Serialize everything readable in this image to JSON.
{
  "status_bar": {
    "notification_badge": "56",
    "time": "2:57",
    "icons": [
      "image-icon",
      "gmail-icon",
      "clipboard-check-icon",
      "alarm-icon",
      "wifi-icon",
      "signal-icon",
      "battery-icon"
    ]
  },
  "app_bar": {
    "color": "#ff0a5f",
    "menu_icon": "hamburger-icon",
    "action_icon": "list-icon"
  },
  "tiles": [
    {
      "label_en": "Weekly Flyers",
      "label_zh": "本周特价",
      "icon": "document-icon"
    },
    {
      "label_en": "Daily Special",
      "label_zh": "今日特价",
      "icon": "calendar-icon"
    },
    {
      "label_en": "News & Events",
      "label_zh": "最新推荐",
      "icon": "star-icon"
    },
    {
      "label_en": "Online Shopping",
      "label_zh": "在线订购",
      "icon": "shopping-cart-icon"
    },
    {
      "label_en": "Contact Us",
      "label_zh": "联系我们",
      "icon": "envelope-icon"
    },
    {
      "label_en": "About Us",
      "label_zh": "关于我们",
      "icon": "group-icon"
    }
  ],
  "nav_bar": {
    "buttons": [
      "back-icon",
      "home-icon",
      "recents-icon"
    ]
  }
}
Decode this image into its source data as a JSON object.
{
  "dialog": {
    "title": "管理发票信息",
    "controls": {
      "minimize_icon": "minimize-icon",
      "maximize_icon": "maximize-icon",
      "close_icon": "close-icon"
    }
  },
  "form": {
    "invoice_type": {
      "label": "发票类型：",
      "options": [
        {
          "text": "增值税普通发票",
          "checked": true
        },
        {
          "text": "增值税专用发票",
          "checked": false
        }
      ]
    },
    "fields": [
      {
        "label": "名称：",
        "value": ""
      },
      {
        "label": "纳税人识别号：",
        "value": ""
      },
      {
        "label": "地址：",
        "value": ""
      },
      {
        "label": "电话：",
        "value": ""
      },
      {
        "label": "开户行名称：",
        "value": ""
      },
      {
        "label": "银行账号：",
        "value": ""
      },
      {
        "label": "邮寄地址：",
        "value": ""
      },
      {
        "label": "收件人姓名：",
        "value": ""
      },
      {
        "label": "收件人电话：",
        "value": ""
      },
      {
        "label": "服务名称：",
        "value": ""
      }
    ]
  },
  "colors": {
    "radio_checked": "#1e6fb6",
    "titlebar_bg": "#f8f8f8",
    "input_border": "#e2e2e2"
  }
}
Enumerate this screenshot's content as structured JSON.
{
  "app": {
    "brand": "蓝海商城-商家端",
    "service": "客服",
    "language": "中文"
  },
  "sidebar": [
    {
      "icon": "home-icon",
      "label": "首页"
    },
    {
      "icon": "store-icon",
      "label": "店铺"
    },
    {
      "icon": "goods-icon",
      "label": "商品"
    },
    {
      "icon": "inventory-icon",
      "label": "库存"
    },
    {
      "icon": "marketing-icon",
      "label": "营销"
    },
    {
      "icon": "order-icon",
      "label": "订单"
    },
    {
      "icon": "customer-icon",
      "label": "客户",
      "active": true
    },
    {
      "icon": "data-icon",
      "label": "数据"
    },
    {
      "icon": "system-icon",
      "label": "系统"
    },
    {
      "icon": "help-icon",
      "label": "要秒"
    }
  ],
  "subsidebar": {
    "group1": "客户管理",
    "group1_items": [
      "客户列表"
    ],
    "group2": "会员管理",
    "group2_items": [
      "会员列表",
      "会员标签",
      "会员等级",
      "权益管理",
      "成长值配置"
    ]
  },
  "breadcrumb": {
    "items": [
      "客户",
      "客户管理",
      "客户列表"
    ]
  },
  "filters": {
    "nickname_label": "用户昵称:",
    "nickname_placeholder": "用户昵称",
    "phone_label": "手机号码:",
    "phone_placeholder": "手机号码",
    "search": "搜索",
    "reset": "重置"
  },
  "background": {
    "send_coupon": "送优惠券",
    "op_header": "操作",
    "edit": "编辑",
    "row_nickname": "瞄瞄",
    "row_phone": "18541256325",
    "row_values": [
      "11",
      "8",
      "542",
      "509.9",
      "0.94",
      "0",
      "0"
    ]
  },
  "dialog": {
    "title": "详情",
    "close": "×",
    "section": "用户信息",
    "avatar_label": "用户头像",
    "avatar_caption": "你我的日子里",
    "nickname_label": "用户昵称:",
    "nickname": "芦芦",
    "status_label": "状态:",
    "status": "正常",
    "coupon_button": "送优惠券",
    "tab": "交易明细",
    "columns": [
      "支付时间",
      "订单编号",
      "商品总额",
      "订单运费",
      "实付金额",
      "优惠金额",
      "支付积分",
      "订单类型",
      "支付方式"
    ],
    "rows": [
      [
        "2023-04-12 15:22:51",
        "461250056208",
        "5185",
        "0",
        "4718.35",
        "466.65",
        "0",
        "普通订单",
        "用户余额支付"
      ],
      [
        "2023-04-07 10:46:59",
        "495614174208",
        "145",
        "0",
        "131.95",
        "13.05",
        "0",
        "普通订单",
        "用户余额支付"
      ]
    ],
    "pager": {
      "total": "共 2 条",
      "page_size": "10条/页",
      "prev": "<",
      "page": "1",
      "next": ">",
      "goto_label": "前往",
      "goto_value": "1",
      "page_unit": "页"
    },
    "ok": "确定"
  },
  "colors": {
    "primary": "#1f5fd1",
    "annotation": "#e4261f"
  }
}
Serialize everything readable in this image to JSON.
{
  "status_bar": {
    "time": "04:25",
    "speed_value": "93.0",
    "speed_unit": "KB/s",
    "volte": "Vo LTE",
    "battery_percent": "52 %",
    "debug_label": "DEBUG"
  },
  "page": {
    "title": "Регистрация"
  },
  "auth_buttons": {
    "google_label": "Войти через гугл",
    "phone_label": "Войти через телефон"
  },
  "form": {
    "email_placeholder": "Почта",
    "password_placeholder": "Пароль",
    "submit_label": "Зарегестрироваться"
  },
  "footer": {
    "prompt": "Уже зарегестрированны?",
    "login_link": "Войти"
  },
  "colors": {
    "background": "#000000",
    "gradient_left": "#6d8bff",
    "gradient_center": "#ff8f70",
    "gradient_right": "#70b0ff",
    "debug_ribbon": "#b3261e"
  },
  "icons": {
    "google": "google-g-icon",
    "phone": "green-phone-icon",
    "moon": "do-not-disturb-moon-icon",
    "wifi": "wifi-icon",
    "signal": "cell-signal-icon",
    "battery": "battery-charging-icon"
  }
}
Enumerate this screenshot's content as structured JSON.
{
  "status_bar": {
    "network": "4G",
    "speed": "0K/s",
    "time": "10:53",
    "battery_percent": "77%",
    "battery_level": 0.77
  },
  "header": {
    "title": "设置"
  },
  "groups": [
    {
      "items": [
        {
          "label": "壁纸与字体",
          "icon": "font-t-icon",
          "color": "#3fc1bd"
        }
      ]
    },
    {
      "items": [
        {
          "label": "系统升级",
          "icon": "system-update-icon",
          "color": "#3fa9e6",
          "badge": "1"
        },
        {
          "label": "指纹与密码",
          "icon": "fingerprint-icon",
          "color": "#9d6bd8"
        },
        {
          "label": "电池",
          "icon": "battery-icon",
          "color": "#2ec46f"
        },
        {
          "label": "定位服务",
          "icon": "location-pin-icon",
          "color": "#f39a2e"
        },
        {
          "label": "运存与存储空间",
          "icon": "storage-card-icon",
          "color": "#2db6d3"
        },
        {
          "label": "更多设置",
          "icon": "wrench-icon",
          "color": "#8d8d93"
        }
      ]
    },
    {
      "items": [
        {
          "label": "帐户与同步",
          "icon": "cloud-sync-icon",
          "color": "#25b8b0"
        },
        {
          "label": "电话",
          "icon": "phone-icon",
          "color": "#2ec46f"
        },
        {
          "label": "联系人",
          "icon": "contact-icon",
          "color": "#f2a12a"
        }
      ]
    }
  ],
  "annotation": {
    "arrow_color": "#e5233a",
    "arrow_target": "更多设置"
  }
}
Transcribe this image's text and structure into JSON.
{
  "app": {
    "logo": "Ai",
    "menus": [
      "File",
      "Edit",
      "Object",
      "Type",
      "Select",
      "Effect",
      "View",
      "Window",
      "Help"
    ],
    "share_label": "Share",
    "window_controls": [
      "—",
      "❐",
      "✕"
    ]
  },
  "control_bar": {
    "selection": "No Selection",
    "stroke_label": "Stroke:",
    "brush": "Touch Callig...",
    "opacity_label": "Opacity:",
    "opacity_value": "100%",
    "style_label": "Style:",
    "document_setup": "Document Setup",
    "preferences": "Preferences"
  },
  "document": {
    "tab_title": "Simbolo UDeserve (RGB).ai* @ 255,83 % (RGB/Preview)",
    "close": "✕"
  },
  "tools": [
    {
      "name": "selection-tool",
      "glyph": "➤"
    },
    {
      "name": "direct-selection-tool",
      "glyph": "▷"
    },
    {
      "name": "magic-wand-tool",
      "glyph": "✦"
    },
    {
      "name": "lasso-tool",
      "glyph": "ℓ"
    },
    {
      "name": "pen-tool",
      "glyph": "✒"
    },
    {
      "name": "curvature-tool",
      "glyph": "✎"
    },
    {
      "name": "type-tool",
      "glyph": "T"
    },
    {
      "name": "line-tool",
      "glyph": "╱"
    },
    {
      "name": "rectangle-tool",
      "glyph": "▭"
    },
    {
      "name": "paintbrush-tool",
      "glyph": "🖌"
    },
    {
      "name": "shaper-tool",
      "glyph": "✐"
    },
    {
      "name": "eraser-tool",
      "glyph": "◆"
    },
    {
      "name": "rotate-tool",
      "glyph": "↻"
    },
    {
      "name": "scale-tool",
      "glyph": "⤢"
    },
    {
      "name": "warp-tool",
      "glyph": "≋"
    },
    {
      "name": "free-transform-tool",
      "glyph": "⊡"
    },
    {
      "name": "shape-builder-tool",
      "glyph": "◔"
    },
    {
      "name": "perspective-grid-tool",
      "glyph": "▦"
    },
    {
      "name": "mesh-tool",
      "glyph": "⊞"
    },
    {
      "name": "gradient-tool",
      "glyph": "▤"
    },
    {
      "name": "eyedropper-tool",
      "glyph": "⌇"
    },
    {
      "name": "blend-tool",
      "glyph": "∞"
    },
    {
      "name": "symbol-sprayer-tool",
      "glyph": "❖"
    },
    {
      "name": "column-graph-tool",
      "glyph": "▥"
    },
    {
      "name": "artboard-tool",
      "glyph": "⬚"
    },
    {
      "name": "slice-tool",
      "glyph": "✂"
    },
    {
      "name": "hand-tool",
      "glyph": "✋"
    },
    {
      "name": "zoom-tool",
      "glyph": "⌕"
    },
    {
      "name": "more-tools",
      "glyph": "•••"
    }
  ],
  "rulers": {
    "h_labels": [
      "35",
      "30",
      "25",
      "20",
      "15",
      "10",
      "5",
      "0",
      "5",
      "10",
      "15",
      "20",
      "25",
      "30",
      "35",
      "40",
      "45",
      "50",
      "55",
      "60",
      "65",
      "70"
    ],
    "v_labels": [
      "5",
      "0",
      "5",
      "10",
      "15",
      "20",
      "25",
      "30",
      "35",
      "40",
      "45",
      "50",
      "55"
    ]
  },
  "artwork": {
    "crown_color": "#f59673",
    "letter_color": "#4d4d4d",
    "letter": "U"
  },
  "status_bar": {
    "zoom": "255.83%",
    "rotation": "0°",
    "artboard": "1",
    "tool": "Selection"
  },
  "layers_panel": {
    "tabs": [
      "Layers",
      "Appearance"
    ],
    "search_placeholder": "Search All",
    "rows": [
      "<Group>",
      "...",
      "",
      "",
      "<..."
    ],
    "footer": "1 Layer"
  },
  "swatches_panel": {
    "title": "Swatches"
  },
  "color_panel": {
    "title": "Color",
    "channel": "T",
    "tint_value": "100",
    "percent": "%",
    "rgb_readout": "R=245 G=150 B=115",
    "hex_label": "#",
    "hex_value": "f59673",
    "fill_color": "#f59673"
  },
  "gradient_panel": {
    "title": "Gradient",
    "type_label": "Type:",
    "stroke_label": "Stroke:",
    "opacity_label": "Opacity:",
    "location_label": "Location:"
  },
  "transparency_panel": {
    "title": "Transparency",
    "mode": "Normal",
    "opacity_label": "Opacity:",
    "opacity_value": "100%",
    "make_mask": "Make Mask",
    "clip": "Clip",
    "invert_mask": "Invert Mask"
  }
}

......

Among the lines above, count those containing the word "system" and give nothing but the result.

2